- [What the task requires] Identify every line in the records below that contains the word "text", and copy each of those lines.

- [Data records]
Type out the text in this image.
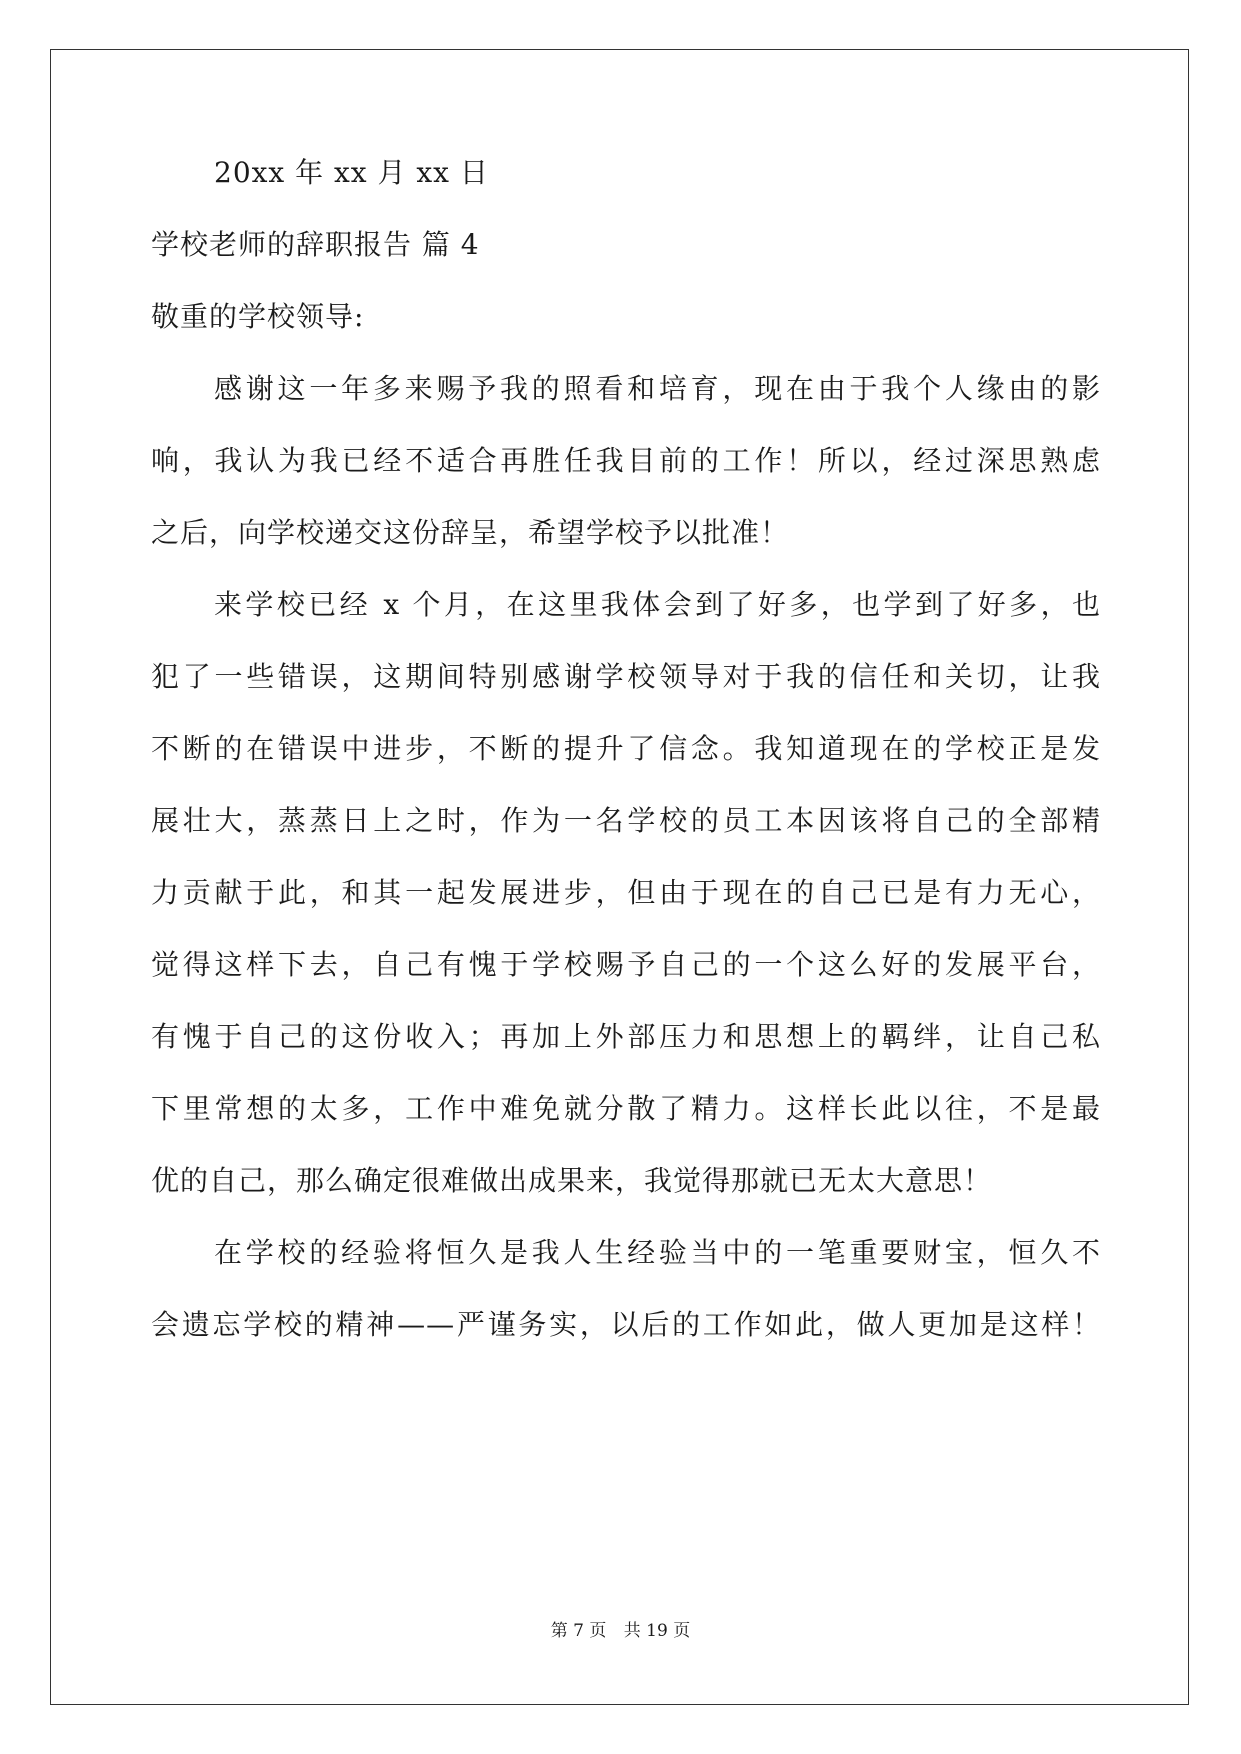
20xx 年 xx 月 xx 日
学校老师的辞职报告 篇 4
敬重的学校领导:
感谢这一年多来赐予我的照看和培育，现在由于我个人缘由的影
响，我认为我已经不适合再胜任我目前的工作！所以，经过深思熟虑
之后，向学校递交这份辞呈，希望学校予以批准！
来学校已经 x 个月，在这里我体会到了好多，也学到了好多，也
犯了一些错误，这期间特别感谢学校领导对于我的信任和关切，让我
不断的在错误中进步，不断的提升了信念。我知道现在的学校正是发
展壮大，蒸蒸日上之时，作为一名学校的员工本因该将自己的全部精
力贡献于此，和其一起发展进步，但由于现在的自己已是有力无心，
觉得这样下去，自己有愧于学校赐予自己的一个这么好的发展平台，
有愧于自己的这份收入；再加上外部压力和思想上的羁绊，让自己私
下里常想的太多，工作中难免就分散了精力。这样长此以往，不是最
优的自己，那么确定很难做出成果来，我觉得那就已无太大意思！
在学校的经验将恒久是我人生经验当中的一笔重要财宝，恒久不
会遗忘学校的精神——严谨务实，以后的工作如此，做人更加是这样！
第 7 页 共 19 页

--

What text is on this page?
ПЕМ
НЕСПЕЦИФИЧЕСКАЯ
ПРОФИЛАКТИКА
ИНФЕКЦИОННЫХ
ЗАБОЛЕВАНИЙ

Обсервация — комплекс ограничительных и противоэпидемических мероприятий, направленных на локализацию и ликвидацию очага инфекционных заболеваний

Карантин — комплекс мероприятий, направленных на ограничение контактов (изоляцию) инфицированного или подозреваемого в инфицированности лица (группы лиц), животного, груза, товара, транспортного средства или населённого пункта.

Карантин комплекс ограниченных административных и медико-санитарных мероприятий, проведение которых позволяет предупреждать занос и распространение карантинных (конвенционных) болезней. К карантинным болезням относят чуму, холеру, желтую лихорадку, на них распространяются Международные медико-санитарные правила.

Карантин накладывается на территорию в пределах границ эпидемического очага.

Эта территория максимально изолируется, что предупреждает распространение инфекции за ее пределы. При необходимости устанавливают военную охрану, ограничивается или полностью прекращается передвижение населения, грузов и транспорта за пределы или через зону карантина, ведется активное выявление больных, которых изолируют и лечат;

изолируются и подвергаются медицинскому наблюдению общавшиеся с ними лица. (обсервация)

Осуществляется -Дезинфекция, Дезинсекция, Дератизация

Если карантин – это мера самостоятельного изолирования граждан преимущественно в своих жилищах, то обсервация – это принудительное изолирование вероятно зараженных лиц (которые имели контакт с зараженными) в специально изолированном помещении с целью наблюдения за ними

- [Answer in full]
Type out the text in this image.
What text is on this page?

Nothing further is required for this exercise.